* ТЕКСТ:
►
Художника Хирасаву заподозрили в массовом убийстве, ограблении и попытках совершить подобные преступления. С этой минуты полицейские в штатском следили за каждым его шагом. Криминалист-графолог пришел к выводу, что подделанная на чеке подпись имеет много общего с почерком художника. Были установлены и другие факты, свидетельствовавшие не в пользу подозреваемого. Вскоре после ограбления банка Хирасава, находившийся долгое время в финансовых затруднениях, дал жене крупную сумму денег – восемьдесят тысяч иен, положив при этом на свой счет в банке еще почти сорок пять тысяч.
– Откуда у вас столько денег? – спросил художника инспектор Охори.
– Я продал кое-какие картины. Кроме того, время от времени я получаю деньги от своих меценатов.
– Не могли бы вы назвать их имена?
– Мне бы не хотелось этого делать. Было бы очень неприятно, если бы полиция стала их допрашивать. Но я могу сказать вам, что недавно один из них заплатил за картину две тысячи. И еще смеялся, что судя по описанию в газетах, я похож на разыскиваемого убийцу из банка.
Убийство служащих и ограбление банка на то время являлось самым большим преступлением в истории японской криминалистики. О ходе расследования ежедневно сообщалось на первых страницах газет. Общественное мнение забурлило, когда следствие оказалось на мели. Затем появились сообщения, что полиция напала на след убийцы, и инспектор Охори вновь оказался в центре внимания. Газетчики следили за каждым его шагом. Когда арестовали художника и доставили его в полицейское управление, мнения о его виновности или невиновности разделились. Дело в том, что многие отказывались поверить в то, что известный и уважаемый деятель искусства был способен ради денег совершить столь чудовищное убийство.
На очной ставке одни служащие банков узнали в художнике Хирасаве преступника, другие не были уверены в этом, а подозреваемый все отрицал.
– Вам придется все-таки рассказать нам, откуда у вас столько денег, – заявил ему инспектор Охори.
◄
Сохранённые записи данных:
►
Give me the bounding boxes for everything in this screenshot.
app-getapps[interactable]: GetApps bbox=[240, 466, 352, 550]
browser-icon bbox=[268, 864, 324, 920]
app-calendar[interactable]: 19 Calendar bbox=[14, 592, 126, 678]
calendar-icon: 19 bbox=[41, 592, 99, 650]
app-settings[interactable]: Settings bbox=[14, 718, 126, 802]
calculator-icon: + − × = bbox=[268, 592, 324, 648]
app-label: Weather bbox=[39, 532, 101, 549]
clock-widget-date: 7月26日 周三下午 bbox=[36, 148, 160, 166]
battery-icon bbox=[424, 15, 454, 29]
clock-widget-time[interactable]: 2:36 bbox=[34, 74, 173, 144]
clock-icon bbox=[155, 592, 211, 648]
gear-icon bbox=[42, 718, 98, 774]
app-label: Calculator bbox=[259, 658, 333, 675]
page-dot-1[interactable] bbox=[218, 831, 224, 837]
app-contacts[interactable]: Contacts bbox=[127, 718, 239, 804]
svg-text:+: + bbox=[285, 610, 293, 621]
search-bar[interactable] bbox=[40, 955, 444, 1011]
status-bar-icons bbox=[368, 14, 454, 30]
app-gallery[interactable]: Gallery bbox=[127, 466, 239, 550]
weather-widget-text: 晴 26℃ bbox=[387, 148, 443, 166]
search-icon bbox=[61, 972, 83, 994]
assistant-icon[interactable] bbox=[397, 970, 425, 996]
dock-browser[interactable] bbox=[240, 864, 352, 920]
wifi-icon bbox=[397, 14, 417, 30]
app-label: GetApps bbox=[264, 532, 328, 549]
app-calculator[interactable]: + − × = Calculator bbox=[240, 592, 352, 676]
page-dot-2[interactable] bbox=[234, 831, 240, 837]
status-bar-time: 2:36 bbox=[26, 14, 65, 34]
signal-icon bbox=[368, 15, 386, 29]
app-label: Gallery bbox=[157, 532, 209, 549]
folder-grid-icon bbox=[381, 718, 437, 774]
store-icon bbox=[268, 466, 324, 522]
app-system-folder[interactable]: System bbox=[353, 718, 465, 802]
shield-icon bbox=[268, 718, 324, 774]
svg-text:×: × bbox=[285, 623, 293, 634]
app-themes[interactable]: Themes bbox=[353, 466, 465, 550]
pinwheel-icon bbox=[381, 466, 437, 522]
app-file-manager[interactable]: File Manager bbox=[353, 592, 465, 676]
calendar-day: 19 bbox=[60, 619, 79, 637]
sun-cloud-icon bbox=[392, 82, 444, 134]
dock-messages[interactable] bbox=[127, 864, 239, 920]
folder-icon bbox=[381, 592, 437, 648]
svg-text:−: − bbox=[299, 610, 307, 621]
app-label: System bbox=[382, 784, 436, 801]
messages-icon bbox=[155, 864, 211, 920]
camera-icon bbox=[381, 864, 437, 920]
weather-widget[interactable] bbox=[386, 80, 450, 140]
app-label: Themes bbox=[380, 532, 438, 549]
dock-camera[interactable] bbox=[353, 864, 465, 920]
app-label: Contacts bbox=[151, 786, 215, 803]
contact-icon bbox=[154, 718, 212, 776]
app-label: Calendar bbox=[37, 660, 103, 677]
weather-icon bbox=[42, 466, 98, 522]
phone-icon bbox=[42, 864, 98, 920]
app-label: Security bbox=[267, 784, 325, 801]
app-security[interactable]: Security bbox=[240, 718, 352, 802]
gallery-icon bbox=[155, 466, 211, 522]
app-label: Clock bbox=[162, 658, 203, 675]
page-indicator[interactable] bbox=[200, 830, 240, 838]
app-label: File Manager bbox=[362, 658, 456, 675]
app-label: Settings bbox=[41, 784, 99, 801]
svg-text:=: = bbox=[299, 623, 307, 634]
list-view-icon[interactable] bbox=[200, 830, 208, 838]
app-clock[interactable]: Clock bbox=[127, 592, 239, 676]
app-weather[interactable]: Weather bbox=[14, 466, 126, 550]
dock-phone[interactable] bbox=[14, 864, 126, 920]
◄
* УСЛОВИЕ ЗАДАНИЯ: Перепишите без изменений отрывок из текста о деле художника Хирасавы, начиная со слов «Художника Хирасаву заподозрили» и заканчивая словами «назвать их имена?».

* ПОЛЕ ДЛЯ ОТВЕТА:
Художника Хирасаву заподозрили в массовом убийстве, ограблении и попытках совершить подобные преступления. С этой минуты полицейские в штатском следили за каждым его шагом. Криминалист-графолог пришел к выводу, что подделанная на чеке подпись имеет много общего с почерком художника. Были установлены и другие факты, свидетельствовавшие не в пользу подозреваемого. Вскоре после ограбления банка Хирасава, находившийся долгое время в финансовых затруднениях, дал жене крупную сумму денег – восемьдесят тысяч иен, положив при этом на свой счет в банке еще почти сорок пять тысяч.
– Откуда у вас столько денег? – спросил художника инспектор Охори.
– Я продал кое-какие картины. Кроме того, время от времени я получаю деньги от своих меценатов.
– Не могли бы вы назвать их имена?